◆ CHALLENGE ◆
The listing below is the input. Say how many of its lines contain "ЭтоКорневойДокумент", giving the number alone.

◆ DATASET RECORDS ◆
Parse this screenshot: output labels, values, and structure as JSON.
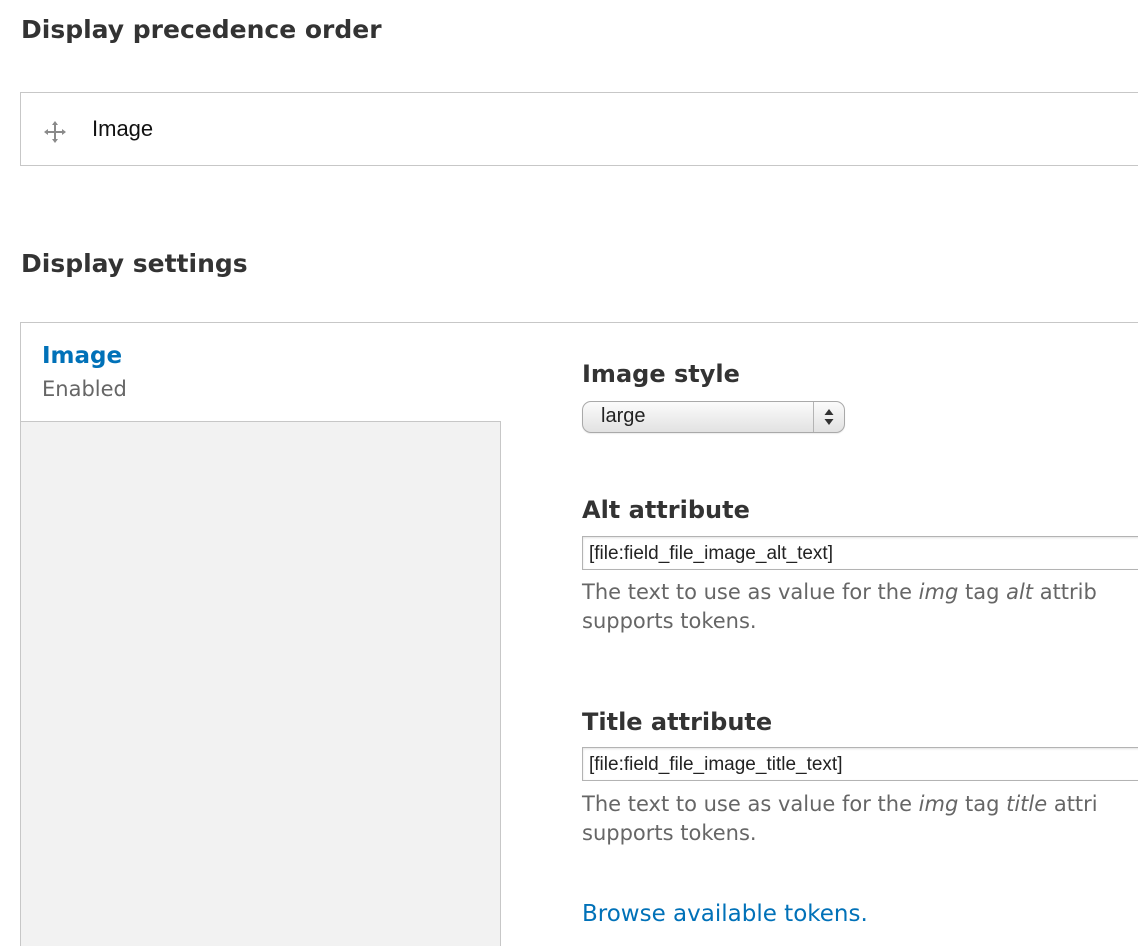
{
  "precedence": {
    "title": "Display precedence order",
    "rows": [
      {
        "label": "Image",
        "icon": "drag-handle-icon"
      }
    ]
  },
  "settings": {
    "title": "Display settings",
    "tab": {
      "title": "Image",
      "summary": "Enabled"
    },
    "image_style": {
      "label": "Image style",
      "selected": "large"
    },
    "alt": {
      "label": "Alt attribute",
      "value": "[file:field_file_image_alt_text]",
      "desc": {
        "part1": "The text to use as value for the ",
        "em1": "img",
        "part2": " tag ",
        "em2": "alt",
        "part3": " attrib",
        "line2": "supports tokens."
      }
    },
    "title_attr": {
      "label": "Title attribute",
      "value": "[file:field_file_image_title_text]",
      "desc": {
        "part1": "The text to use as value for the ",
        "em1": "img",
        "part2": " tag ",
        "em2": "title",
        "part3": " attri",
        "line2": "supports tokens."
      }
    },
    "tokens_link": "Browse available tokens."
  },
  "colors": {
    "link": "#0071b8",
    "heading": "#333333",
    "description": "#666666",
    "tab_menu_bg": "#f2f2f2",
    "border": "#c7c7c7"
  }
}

---

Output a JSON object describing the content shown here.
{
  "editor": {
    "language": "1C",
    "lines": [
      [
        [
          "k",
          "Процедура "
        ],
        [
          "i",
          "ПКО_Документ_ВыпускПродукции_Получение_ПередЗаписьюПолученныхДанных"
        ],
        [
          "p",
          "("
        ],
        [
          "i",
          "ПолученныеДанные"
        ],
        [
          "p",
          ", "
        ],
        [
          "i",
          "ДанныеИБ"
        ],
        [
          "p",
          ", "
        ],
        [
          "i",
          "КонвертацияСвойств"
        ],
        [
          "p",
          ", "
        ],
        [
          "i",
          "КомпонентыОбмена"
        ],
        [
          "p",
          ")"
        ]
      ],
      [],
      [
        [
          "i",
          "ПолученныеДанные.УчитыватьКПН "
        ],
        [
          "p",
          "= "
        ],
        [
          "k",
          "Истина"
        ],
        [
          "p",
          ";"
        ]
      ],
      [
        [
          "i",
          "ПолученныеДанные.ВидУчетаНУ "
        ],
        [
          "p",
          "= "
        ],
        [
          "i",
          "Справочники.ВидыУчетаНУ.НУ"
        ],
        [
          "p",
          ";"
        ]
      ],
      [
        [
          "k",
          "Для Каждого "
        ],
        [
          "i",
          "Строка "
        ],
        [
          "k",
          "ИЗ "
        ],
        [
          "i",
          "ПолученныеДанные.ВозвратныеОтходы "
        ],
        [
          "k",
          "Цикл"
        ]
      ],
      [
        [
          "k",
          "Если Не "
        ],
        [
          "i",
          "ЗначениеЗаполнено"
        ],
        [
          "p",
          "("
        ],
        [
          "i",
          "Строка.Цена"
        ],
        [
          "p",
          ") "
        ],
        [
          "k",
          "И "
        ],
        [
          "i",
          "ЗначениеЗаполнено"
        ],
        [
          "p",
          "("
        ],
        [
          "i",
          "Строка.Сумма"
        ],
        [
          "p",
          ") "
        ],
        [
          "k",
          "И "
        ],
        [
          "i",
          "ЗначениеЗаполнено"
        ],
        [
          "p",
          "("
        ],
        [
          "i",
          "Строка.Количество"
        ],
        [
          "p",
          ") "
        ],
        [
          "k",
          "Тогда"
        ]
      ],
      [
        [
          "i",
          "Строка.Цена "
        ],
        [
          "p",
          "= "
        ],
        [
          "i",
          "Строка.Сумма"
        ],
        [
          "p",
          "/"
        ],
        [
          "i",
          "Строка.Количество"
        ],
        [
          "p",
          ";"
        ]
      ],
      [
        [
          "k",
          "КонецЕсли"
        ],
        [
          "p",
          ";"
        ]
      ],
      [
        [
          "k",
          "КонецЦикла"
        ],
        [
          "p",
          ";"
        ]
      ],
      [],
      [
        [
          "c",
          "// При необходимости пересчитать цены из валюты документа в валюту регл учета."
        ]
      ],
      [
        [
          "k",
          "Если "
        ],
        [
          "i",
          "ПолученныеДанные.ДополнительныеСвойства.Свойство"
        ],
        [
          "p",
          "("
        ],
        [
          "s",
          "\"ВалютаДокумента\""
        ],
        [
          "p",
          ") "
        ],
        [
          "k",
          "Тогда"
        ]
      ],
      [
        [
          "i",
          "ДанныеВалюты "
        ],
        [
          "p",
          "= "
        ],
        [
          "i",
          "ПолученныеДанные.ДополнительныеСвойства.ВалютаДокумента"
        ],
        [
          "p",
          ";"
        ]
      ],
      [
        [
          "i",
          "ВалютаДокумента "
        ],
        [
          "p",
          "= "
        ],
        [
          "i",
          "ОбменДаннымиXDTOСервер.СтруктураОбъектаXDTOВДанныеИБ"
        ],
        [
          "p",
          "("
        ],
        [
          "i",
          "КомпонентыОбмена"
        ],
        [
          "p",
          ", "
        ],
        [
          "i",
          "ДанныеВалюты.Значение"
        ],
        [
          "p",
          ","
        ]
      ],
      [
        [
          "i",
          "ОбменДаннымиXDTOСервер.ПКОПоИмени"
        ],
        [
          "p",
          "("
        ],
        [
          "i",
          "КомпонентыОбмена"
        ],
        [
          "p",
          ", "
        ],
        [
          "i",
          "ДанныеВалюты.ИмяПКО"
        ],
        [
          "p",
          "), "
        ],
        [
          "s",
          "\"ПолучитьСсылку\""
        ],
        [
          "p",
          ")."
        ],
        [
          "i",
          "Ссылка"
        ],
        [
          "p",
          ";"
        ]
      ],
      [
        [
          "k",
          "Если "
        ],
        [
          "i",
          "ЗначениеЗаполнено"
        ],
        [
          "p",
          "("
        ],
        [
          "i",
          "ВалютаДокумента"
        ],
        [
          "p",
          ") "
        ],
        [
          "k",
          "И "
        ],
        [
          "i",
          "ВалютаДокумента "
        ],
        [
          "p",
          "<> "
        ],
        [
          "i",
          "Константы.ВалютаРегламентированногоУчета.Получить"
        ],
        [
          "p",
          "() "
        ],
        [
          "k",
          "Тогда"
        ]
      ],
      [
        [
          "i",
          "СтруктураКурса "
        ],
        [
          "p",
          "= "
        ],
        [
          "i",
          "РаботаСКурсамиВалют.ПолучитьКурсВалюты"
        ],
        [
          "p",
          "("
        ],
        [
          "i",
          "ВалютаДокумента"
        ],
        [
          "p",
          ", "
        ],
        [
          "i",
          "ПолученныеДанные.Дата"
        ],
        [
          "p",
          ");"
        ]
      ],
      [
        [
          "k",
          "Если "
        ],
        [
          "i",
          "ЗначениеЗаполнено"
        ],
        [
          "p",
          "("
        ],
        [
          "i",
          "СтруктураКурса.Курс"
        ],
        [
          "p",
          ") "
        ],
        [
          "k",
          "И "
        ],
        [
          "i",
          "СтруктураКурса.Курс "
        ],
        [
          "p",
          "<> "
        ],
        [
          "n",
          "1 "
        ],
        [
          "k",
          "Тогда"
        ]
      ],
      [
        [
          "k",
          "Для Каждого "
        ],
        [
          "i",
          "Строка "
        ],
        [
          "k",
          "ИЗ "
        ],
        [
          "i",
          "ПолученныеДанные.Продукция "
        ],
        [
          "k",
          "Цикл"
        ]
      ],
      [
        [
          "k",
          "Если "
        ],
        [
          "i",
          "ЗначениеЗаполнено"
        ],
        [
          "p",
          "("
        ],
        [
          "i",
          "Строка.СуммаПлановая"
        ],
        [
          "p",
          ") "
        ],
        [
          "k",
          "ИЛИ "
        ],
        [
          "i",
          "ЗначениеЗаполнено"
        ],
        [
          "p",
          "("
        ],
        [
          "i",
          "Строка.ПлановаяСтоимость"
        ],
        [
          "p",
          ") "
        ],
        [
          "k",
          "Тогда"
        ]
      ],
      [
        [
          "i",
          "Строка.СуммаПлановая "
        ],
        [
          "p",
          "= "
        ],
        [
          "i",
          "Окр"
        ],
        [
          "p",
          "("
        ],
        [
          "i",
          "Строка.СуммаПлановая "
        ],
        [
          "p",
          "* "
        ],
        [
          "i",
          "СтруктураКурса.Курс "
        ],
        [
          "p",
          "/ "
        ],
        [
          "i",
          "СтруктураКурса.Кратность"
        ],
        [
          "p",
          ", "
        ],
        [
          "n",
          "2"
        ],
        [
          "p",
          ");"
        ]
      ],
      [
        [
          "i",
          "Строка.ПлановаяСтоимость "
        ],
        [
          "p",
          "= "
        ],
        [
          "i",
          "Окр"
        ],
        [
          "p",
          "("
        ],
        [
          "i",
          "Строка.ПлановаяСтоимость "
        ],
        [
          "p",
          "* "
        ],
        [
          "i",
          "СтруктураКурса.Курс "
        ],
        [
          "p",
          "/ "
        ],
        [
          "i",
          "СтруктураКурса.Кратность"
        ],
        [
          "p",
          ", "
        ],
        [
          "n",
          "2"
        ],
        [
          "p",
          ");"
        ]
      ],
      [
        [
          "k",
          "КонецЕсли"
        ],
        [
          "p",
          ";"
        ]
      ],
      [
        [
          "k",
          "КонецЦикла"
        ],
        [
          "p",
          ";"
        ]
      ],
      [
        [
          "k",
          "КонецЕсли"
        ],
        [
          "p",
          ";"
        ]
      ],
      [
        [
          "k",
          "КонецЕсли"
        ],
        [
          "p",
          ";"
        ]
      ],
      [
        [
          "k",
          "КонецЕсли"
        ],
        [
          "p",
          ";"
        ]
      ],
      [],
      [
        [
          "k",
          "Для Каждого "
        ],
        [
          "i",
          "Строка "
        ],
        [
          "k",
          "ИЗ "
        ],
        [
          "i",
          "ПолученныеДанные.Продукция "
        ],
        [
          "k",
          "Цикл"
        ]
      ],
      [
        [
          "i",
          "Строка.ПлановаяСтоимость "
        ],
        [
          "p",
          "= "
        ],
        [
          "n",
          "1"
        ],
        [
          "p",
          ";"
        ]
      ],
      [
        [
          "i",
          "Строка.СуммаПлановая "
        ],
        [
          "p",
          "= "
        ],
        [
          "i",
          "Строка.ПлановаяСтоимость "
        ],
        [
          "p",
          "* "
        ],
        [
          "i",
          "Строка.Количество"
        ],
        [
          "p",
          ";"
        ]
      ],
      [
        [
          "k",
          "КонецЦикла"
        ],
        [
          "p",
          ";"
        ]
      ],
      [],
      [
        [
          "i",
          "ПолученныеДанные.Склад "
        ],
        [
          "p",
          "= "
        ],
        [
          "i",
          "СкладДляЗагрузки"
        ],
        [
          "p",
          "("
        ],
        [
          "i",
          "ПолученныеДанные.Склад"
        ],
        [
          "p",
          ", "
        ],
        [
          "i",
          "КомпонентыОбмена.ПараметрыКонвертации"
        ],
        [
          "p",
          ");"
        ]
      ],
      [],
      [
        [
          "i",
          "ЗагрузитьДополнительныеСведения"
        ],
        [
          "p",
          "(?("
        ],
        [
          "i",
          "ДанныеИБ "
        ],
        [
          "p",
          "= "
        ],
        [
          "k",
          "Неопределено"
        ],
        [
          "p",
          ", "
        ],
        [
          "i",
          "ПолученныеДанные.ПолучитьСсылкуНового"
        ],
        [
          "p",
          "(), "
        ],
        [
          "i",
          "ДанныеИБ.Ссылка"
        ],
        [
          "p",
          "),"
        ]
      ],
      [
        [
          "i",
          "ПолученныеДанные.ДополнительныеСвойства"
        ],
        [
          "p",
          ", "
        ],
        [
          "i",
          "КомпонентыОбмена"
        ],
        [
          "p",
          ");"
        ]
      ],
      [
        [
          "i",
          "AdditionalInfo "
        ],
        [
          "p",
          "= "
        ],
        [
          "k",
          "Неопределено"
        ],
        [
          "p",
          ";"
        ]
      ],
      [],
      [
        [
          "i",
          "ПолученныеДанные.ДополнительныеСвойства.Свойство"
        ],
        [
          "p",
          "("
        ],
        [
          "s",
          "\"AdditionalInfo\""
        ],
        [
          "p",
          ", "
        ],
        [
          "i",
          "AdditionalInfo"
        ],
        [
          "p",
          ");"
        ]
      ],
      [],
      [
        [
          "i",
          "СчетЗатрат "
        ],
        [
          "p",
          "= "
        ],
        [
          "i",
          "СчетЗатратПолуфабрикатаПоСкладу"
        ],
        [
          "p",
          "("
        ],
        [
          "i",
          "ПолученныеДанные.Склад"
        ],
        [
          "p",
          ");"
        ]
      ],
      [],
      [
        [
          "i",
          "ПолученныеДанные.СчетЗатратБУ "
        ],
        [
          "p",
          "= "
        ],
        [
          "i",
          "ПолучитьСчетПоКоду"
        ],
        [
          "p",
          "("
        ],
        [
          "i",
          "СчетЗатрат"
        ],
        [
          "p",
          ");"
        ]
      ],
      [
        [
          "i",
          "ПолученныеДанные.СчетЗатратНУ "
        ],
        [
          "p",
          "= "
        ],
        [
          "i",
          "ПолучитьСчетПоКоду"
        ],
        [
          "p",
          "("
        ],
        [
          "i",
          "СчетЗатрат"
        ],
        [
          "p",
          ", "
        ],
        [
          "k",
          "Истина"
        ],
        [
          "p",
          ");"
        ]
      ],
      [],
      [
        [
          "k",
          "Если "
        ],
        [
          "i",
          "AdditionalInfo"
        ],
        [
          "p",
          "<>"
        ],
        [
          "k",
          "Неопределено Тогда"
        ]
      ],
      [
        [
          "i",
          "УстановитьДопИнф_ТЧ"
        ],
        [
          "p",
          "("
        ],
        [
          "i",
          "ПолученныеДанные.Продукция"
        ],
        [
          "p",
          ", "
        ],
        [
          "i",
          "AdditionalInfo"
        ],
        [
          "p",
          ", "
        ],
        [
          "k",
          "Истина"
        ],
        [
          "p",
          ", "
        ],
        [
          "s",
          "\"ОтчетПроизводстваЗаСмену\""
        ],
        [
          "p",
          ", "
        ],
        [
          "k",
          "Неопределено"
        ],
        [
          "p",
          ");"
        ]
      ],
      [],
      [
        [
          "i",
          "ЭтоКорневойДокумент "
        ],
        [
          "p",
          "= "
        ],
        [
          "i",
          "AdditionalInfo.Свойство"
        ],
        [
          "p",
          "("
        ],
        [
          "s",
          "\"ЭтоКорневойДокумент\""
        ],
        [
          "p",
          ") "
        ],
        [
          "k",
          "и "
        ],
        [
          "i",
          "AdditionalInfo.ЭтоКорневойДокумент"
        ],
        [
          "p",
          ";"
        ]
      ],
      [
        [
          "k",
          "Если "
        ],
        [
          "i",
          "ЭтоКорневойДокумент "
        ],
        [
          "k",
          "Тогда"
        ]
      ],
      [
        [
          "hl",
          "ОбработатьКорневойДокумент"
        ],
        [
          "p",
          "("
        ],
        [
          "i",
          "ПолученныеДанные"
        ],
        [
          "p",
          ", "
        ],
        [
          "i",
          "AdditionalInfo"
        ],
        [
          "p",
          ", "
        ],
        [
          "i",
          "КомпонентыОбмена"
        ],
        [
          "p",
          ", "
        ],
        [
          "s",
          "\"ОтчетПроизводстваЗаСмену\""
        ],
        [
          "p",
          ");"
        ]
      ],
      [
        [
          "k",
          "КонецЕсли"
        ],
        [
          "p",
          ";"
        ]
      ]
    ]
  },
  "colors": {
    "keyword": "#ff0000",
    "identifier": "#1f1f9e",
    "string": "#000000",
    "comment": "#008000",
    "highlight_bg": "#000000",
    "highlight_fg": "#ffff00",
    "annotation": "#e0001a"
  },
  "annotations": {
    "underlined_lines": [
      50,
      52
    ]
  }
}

◆ RESULT FOR THIS EXERCISE ◆
4